**Requirement**: Transcribe the records below in full; pictures stay out of the copy.
-- Begin Entries shown --
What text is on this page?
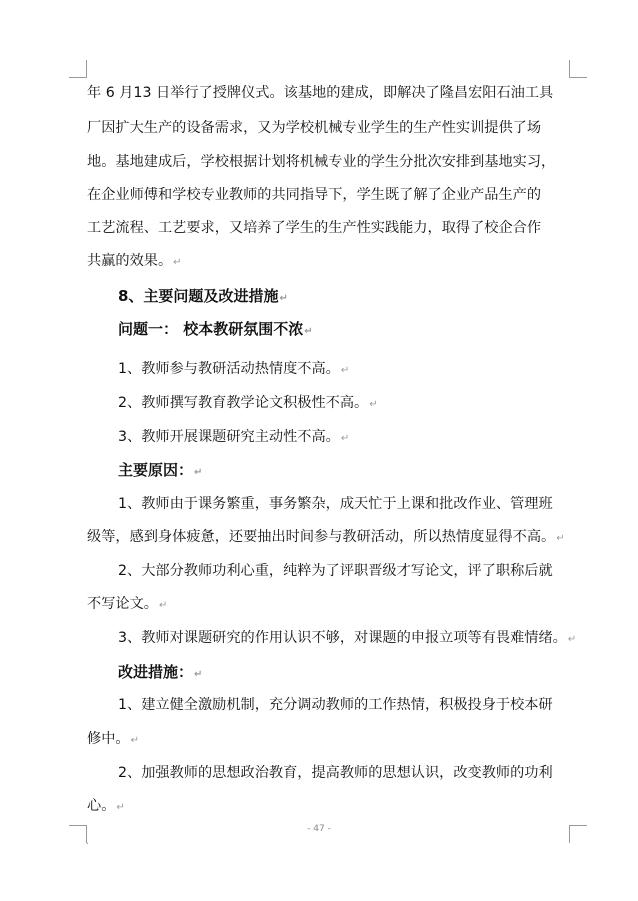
年 6 月13 日举行了授牌仪式。该基地的建成，即解决了隆昌宏阳石油工具
厂因扩大生产的设备需求，又为学校机械专业学生的生产性实训提供了场
地。基地建成后，学校根据计划将机械专业的学生分批次安排到基地实习，
在企业师傅和学校专业教师的共同指导下，学生既了解了企业产品生产的
工艺流程、工艺要求，又培养了学生的生产性实践能力，取得了校企合作
共赢的效果。↵
8、主要问题及改进措施↵
问题一： 校本教研氛围不浓↵
1、教师参与教研活动热情度不高。↵
2、教师撰写教育教学论文积极性不高。↵
3、教师开展课题研究主动性不高。↵
主要原因：↵
1、教师由于课务繁重，事务繁杂，成天忙于上课和批改作业、管理班
级等，感到身体疲惫，还要抽出时间参与教研活动，所以热情度显得不高。↵
2、大部分教师功利心重，纯粹为了评职晋级才写论文，评了职称后就
不写论文。↵
3、教师对课题研究的作用认识不够，对课题的申报立项等有畏难情绪。↵
改进措施：↵
1、建立健全激励机制，充分调动教师的工作热情，积极投身于校本研
修中。↵
2、加强教师的思想政治教育，提高教师的思想认识，改变教师的功利
心。↵
- 47 -
.
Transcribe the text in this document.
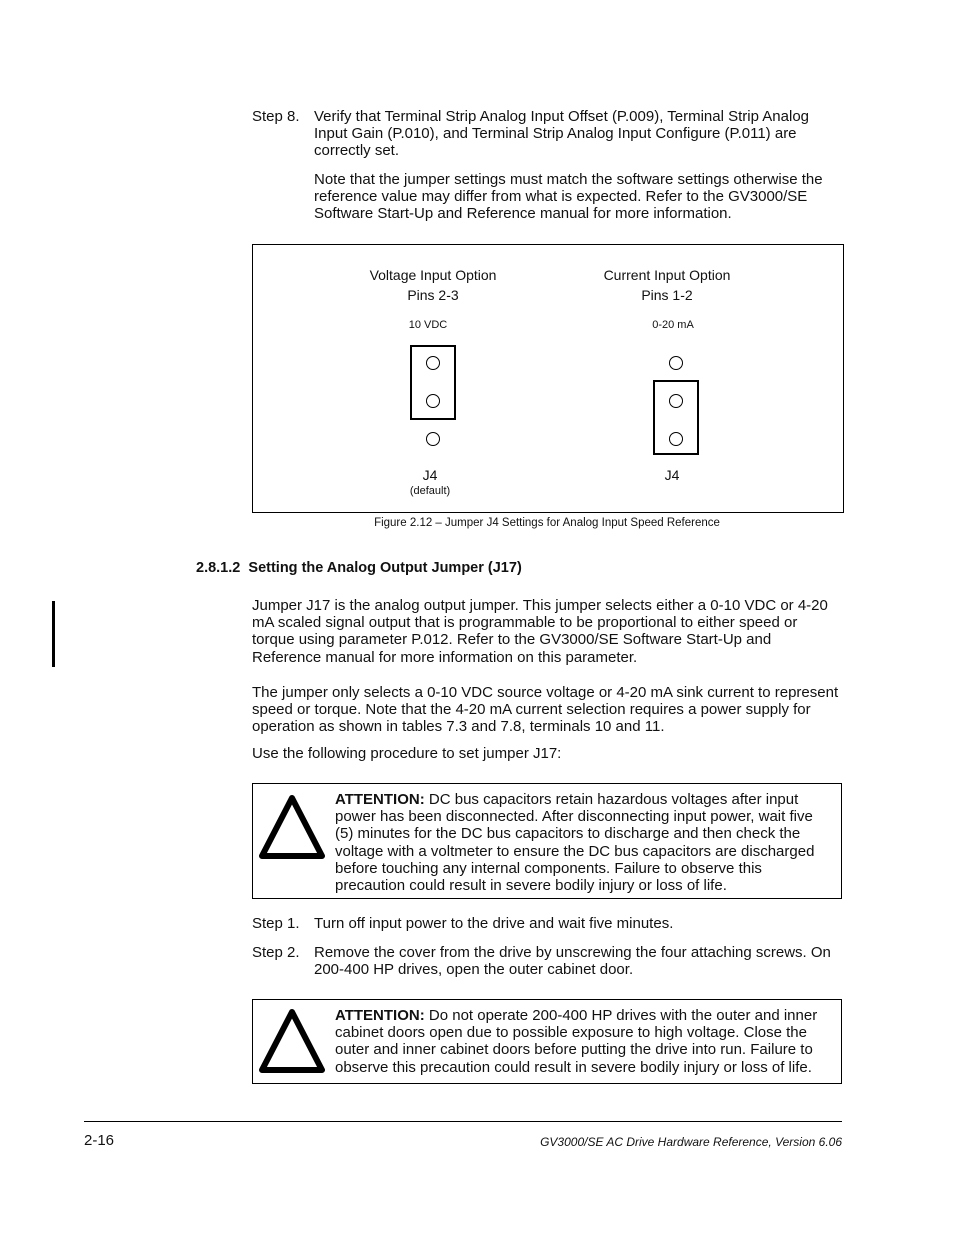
Step 8. Verify that Terminal Strip Analog Input Offset (P.009), Terminal Strip Analog Input Gain (P.010), and Terminal Strip Analog Input Configure (P.011) are correctly set.
Note that the jumper settings must match the software settings otherwise the reference value may differ from what is expected. Refer to the GV3000/SE Software Start-Up and Reference manual for more information.
Voltage Input Option
Pins 2-3
10 VDC
J4
(default)
Current Input Option
Pins 1-2
0-20 mA
J4
Figure 2.12 – Jumper J4 Settings for Analog Input Speed Reference
2.8.1.2 Setting the Analog Output Jumper (J17)
Jumper J17 is the analog output jumper. This jumper selects either a 0-10 VDC or 4-20 mA scaled signal output that is programmable to be proportional to either speed or torque using parameter P.012. Refer to the GV3000/SE Software Start-Up and Reference manual for more information on this parameter.
The jumper only selects a 0-10 VDC source voltage or 4-20 mA sink current to represent speed or torque. Note that the 4-20 mA current selection requires a power supply for operation as shown in tables 7.3 and 7.8, terminals 10 and 11.
Use the following procedure to set jumper J17:
ATTENTION: DC bus capacitors retain hazardous voltages after input power has been disconnected. After disconnecting input power, wait five (5) minutes for the DC bus capacitors to discharge and then check the voltage with a voltmeter to ensure the DC bus capacitors are discharged before touching any internal components. Failure to observe this precaution could result in severe bodily injury or loss of life.
Step 1. Turn off input power to the drive and wait five minutes.
Step 2. Remove the cover from the drive by unscrewing the four attaching screws. On 200-400 HP drives, open the outer cabinet door.
ATTENTION: Do not operate 200-400 HP drives with the outer and inner cabinet doors open due to possible exposure to high voltage. Close the outer and inner cabinet doors before putting the drive into run. Failure to observe this precaution could result in severe bodily injury or loss of life.
2-16	GV3000/SE AC Drive Hardware Reference, Version 6.06
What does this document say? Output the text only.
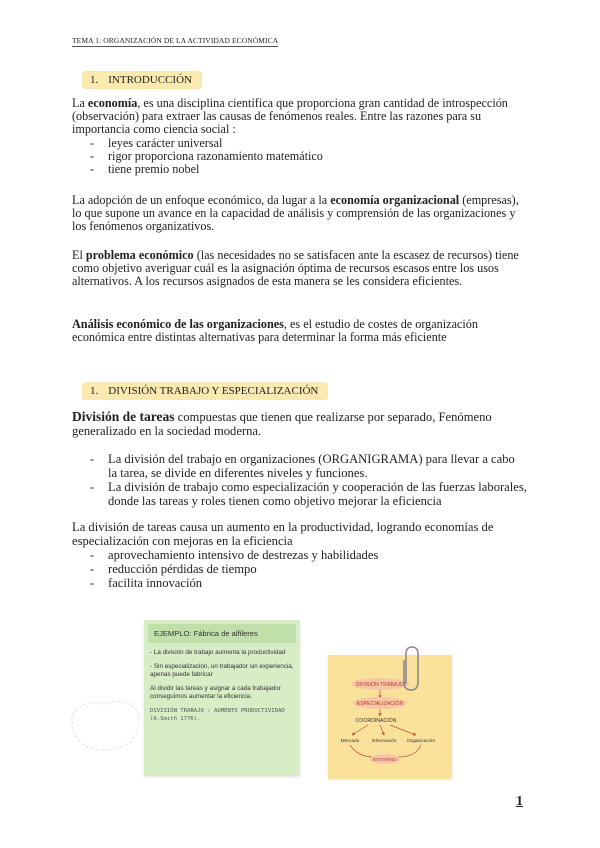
TEMA 1: ORGANIZACIÓN DE LA ACTIVIDAD ECONÓMICA
1. INTRODUCCIÓN
La economía, es una disciplina científica que proporciona gran cantidad de introspección (observación) para extraer las causas de fenómenos reales. Entre las razones para su importancia como ciencia social :
- leyes carácter universal
- rigor proporciona razonamiento matemático
- tiene premio nobel
La adopción de un enfoque económico, da lugar a la economía organizacional (empresas), lo que supone un avance en la capacidad de análisis y comprensión de las organizaciones y los fenómenos organizativos.
El problema económico (las necesidades no se satisfacen ante la escasez de recursos) tiene como objetivo averiguar cuál es la asignación óptima de recursos escasos entre los usos alternativos. A los recursos asignados de esta manera se les considera eficientes.
Análisis económico de las organizaciones, es el estudio de costes de organización económica entre distintas alternativas para determinar la forma más eficiente
1. DIVISIÓN TRABAJO Y ESPECIALIZACIÓN
División de tareas compuestas que tienen que realizarse por separado, Fenómeno generalizado en la sociedad moderna.
- La división del trabajo en organizaciones (ORGANIGRAMA) para llevar a cabo la tarea, se divide en diferentes niveles y funciones.
- La división de trabajo como especialización y cooperación de las fuerzas laborales, donde las tareas y roles tienen como objetivo mejorar la eficiencia
La división de tareas causa un aumento en la productividad, logrando economías de especialización con mejoras en la eficiencia
- aprovechamiento intensivo de destrezas y habilidades
- reducción pérdidas de tiempo
- facilita innovación
EJEMPLO: Fábrica de alfileres

- La división de trabajo aumenta la productividad

- Sin especialización, un trabajador sin experiencia, apenas puede fabricar

Al dividir las tareas y asignar a cada trabajador conseguimos aumentar la eficiencia.

DIVISIÓN TRABAJO : AUMENTO PRODUCTIVIDAD (A.Smith 1776).

DIVISIÓN TRABAJO
ESPECIALIZACIÓN
COORDINACIÓN
Mercado	Información Organización
ENTORNO
1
-- End Entries shown --
**Output**:
What text is on this page?
年 6 月13 日举行了授牌仪式。该基地的建成，即解决了隆昌宏阳石油工具
厂因扩大生产的设备需求，又为学校机械专业学生的生产性实训提供了场
地。基地建成后，学校根据计划将机械专业的学生分批次安排到基地实习，
在企业师傅和学校专业教师的共同指导下，学生既了解了企业产品生产的
工艺流程、工艺要求，又培养了学生的生产性实践能力，取得了校企合作
共赢的效果。↵
8、主要问题及改进措施↵
问题一： 校本教研氛围不浓↵
1、教师参与教研活动热情度不高。↵
2、教师撰写教育教学论文积极性不高。↵
3、教师开展课题研究主动性不高。↵
主要原因：↵
1、教师由于课务繁重，事务繁杂，成天忙于上课和批改作业、管理班
级等，感到身体疲惫，还要抽出时间参与教研活动，所以热情度显得不高。↵
2、大部分教师功利心重，纯粹为了评职晋级才写论文，评了职称后就
不写论文。↵
3、教师对课题研究的作用认识不够，对课题的申报立项等有畏难情绪。↵
改进措施：↵
1、建立健全激励机制，充分调动教师的工作热情，积极投身于校本研
修中。↵
2、加强教师的思想政治教育，提高教师的思想认识，改变教师的功利
心。↵
- 47 -
.
Transcribe the text in this document.
Step 8. Verify that Terminal Strip Analog Input Offset (P.009), Terminal Strip Analog Input Gain (P.010), and Terminal Strip Analog Input Configure (P.011) are correctly set.
Note that the jumper settings must match the software settings otherwise the reference value may differ from what is expected. Refer to the GV3000/SE Software Start-Up and Reference manual for more information.
Voltage Input Option
Pins 2-3
10 VDC
J4
(default)
Current Input Option
Pins 1-2
0-20 mA
J4
Figure 2.12 – Jumper J4 Settings for Analog Input Speed Reference
2.8.1.2 Setting the Analog Output Jumper (J17)
Jumper J17 is the analog output jumper. This jumper selects either a 0-10 VDC or 4-20 mA scaled signal output that is programmable to be proportional to either speed or torque using parameter P.012. Refer to the GV3000/SE Software Start-Up and Reference manual for more information on this parameter.
The jumper only selects a 0-10 VDC source voltage or 4-20 mA sink current to represent speed or torque. Note that the 4-20 mA current selection requires a power supply for operation as shown in tables 7.3 and 7.8, terminals 10 and 11.
Use the following procedure to set jumper J17:
ATTENTION: DC bus capacitors retain hazardous voltages after input power has been disconnected. After disconnecting input power, wait five (5) minutes for the DC bus capacitors to discharge and then check the voltage with a voltmeter to ensure the DC bus capacitors are discharged before touching any internal components. Failure to observe this precaution could result in severe bodily injury or loss of life.
Step 1. Turn off input power to the drive and wait five minutes.
Step 2. Remove the cover from the drive by unscrewing the four attaching screws. On 200-400 HP drives, open the outer cabinet door.
ATTENTION: Do not operate 200-400 HP drives with the outer and inner cabinet doors open due to possible exposure to high voltage. Close the outer and inner cabinet doors before putting the drive into run. Failure to observe this precaution could result in severe bodily injury or loss of life.
2-16	GV3000/SE AC Drive Hardware Reference, Version 6.06
What does this document say? Output the text only.
TEMA 1: ORGANIZACIÓN DE LA ACTIVIDAD ECONÓMICA
1. INTRODUCCIÓN
La economía, es una disciplina científica que proporciona gran cantidad de introspección (observación) para extraer las causas de fenómenos reales. Entre las razones para su importancia como ciencia social :
- leyes carácter universal
- rigor proporciona razonamiento matemático
- tiene premio nobel
La adopción de un enfoque económico, da lugar a la economía organizacional (empresas), lo que supone un avance en la capacidad de análisis y comprensión de las organizaciones y los fenómenos organizativos.
El problema económico (las necesidades no se satisfacen ante la escasez de recursos) tiene como objetivo averiguar cuál es la asignación óptima de recursos escasos entre los usos alternativos. A los recursos asignados de esta manera se les considera eficientes.
Análisis económico de las organizaciones, es el estudio de costes de organización económica entre distintas alternativas para determinar la forma más eficiente
1. DIVISIÓN TRABAJO Y ESPECIALIZACIÓN
División de tareas compuestas que tienen que realizarse por separado, Fenómeno generalizado en la sociedad moderna.
- La división del trabajo en organizaciones (ORGANIGRAMA) para llevar a cabo la tarea, se divide en diferentes niveles y funciones.
- La división de trabajo como especialización y cooperación de las fuerzas laborales, donde las tareas y roles tienen como objetivo mejorar la eficiencia
La división de tareas causa un aumento en la productividad, logrando economías de especialización con mejoras en la eficiencia
- aprovechamiento intensivo de destrezas y habilidades
- reducción pérdidas de tiempo
- facilita innovación
EJEMPLO: Fábrica de alfileres

- La división de trabajo aumenta la productividad

- Sin especialización, un trabajador sin experiencia, apenas puede fabricar

Al dividir las tareas y asignar a cada trabajador conseguimos aumentar la eficiencia.

DIVISIÓN TRABAJO : AUMENTO PRODUCTIVIDAD (A.Smith 1776).

DIVISIÓN TRABAJO
ESPECIALIZACIÓN
COORDINACIÓN
Mercado	Información Organización
ENTORNO
1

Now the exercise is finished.